Your goal.
In the entries below, identify every line with the string "발생건수" and copy it.

Records that describe figures

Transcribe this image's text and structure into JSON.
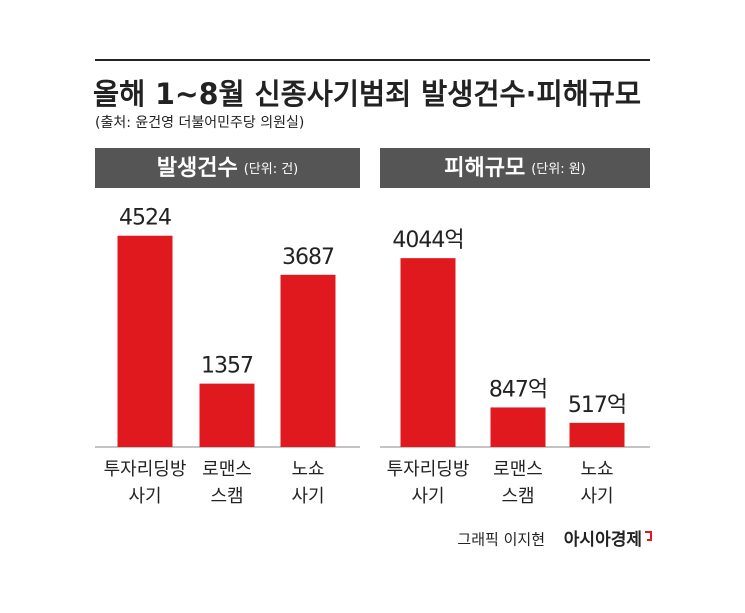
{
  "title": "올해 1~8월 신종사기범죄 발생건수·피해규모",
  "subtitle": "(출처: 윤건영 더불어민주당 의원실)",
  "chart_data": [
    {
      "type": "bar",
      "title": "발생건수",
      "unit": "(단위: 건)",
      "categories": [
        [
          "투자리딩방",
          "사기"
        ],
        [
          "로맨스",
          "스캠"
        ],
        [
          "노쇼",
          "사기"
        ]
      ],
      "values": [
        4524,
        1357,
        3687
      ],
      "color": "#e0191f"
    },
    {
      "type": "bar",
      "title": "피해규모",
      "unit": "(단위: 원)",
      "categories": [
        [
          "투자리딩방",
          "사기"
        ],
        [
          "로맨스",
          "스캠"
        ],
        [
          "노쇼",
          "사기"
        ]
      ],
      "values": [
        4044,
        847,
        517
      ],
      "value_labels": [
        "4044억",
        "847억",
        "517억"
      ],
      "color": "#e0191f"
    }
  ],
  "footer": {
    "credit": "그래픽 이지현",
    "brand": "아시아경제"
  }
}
...
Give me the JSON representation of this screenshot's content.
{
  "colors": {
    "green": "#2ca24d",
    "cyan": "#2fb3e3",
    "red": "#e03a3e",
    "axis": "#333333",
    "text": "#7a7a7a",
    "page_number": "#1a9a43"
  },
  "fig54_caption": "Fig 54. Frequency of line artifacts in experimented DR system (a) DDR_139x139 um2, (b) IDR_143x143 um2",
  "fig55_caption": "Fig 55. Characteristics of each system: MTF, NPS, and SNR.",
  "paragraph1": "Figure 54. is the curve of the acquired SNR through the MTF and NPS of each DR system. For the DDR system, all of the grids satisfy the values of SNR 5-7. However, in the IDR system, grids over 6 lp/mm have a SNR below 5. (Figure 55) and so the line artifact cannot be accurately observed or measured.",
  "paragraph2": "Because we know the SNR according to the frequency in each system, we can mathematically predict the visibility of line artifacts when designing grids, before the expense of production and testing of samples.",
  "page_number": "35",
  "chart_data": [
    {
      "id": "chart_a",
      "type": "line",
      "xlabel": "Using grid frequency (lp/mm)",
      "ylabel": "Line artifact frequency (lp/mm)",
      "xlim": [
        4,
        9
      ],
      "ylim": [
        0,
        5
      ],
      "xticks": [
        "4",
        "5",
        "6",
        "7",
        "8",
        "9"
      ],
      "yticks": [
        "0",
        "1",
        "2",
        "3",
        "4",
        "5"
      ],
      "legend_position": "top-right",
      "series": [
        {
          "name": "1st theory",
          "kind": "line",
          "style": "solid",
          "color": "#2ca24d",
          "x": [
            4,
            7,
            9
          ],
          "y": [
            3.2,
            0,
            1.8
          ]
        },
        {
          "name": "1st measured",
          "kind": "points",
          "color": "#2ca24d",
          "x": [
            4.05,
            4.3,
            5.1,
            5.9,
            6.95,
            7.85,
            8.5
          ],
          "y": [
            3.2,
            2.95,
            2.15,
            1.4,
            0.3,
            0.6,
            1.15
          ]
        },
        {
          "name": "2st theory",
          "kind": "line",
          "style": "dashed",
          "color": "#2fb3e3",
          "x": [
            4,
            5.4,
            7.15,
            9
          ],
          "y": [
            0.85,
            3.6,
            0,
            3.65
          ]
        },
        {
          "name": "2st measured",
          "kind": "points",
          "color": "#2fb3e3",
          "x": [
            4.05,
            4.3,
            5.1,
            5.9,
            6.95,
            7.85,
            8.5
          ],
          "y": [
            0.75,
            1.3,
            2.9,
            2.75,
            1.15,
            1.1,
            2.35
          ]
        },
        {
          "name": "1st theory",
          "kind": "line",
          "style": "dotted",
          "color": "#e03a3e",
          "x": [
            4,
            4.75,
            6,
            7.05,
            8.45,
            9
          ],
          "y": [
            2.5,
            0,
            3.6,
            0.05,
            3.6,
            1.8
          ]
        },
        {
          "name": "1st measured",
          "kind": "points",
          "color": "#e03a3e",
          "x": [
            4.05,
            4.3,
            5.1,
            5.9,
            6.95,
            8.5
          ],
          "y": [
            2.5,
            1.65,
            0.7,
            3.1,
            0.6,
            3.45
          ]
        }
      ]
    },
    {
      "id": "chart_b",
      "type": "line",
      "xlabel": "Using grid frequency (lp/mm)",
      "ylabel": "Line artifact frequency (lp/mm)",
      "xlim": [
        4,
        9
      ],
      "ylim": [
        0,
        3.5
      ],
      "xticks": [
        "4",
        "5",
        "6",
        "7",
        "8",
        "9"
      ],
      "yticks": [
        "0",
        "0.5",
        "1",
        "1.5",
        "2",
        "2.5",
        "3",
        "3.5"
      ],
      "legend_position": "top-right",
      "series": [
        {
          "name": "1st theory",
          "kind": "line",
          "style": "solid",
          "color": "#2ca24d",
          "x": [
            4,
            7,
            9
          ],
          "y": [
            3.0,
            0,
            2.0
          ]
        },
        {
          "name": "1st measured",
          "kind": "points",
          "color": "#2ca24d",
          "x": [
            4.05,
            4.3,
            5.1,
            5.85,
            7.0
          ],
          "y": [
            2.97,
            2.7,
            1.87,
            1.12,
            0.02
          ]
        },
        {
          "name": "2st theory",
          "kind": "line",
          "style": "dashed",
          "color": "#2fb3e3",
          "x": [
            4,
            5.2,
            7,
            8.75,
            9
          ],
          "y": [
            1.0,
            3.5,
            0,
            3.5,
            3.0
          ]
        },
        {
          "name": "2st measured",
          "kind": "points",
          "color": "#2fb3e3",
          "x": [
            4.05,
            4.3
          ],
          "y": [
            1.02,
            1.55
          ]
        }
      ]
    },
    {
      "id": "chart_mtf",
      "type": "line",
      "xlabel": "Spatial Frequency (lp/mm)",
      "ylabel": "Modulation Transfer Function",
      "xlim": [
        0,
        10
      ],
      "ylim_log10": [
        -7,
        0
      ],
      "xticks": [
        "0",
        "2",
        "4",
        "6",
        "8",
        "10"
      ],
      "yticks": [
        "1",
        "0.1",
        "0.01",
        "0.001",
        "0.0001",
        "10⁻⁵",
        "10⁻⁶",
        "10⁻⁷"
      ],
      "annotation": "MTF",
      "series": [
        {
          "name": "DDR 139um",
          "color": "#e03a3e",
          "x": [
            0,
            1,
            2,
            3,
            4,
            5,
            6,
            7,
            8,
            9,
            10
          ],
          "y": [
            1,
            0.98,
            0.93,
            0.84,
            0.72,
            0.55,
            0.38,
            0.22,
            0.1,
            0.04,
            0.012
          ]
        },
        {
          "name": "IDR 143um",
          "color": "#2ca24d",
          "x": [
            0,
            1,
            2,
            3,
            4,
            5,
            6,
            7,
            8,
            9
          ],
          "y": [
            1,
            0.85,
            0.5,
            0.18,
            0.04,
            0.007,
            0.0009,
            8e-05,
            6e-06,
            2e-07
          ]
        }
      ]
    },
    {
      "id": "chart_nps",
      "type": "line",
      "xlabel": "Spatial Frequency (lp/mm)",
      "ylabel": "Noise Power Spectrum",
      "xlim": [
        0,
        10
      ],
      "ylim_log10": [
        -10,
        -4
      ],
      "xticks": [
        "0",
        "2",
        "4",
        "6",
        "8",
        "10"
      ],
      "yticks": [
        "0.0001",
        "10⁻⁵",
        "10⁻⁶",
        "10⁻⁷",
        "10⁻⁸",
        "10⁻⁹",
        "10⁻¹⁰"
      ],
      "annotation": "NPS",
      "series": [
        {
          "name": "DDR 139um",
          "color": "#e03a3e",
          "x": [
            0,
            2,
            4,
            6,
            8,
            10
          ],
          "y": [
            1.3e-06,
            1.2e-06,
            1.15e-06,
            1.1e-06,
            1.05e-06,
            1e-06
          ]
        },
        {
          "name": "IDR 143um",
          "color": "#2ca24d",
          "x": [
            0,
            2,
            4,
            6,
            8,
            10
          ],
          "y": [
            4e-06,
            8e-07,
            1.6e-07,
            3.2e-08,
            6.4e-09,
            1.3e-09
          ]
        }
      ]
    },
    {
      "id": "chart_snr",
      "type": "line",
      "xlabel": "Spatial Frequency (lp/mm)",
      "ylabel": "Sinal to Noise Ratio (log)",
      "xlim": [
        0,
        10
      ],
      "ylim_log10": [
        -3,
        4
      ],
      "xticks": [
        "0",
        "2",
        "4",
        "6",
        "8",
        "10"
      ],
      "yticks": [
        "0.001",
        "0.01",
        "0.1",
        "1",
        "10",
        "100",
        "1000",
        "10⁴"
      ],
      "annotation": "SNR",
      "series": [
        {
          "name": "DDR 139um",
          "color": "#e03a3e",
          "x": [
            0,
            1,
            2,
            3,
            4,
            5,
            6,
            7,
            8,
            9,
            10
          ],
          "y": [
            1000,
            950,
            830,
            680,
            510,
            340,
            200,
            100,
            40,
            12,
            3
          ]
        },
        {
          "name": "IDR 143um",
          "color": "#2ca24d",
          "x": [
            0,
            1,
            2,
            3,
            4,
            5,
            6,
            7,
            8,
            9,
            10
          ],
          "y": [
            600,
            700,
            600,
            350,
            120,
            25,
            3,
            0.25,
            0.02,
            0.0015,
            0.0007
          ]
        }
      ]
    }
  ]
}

Worked answer.
  "title": "올해 1~8월 신종사기범죄 발생건수·피해규모",
      "title": "발생건수",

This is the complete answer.